• _Aim of the task_: Find every line in the records below that holds the word "automatically", and copy it out.

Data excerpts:
####################

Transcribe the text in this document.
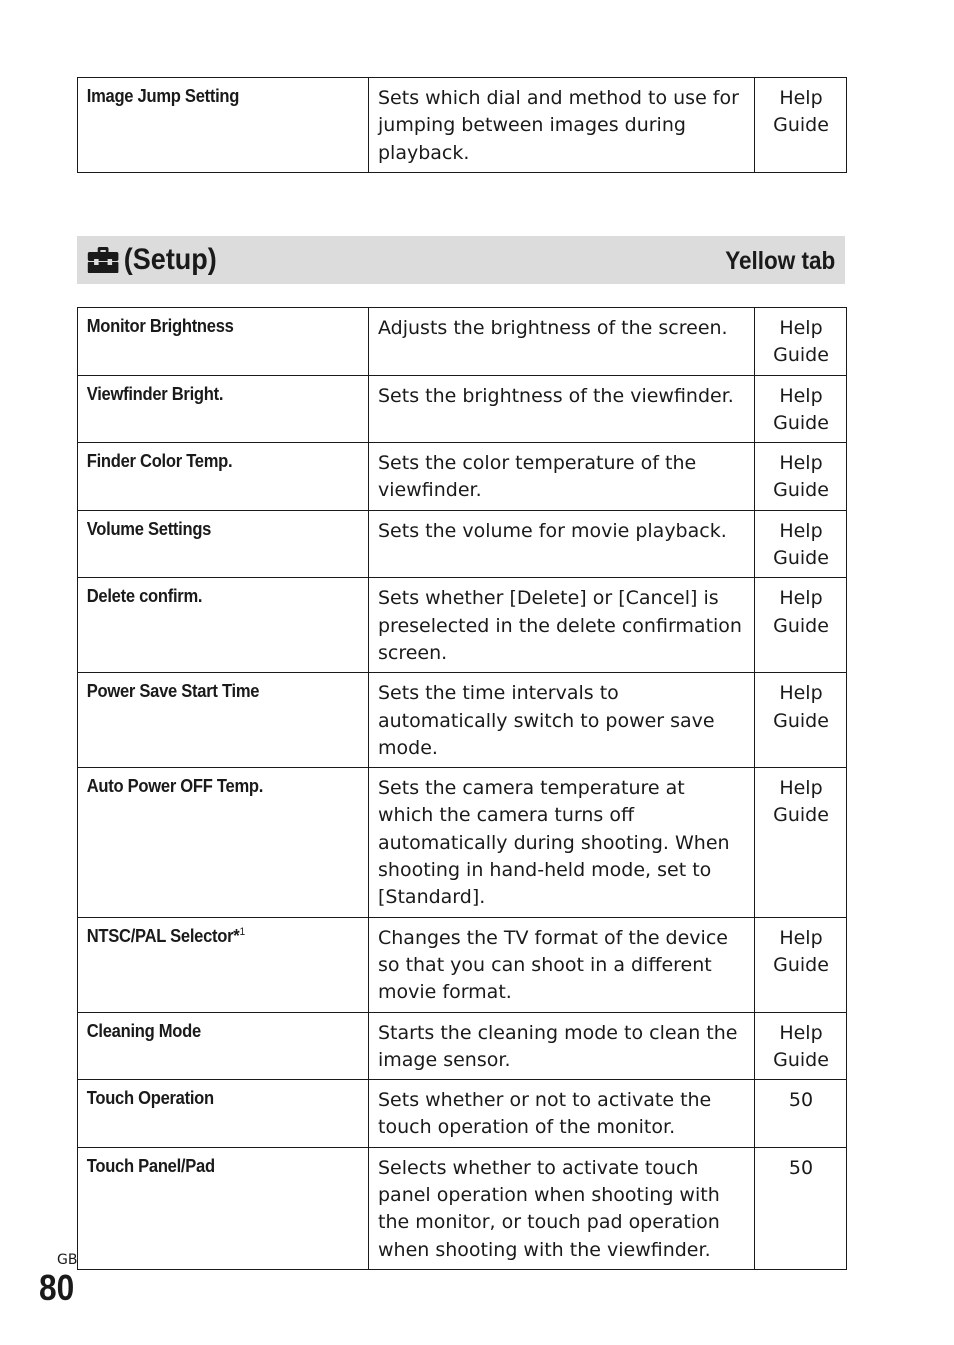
Image Jump Setting	Sets which dial and method to use for jumping between images during playback.	Help Guide
(Setup)	Yellow tab
Monitor Brightness	Adjusts the brightness of the screen.	Help Guide
Viewfinder Bright.	Sets the brightness of the viewfinder.	Help Guide
Finder Color Temp.	Sets the color temperature of the viewfinder.	Help Guide
Volume Settings	Sets the volume for movie playback.	Help Guide
Delete confirm.	Sets whether [Delete] or [Cancel] is preselected in the delete confirmation screen.	Help Guide
Power Save Start Time	Sets the time intervals to automatically switch to power save mode.	Help Guide
Auto Power OFF Temp.	Sets the camera temperature at which the camera turns off automatically during shooting. When shooting in hand-held mode, set to [Standard].	Help Guide
NTSC/PAL Selector*$^1$	Changes the TV format of the device so that you can shoot in a different movie format.	Help Guide
Cleaning Mode	Starts the cleaning mode to clean the image sensor.	Help Guide
Touch Operation	Sets whether or not to activate the touch operation of the monitor.	50
Touch Panel/Pad	Selects whether to activate touch panel operation when shooting with the monitor, or touch pad operation when shooting with the viewfinder.	50
GB
80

####################

• _The result_:
Power Save Start Time	Sets the time intervals to automatically switch to power save mode.	Help Guide
Auto Power OFF Temp.	Sets the camera temperature at which the camera turns off automatically during shooting. When shooting in hand-held mode, set to [Standard].	Help Guide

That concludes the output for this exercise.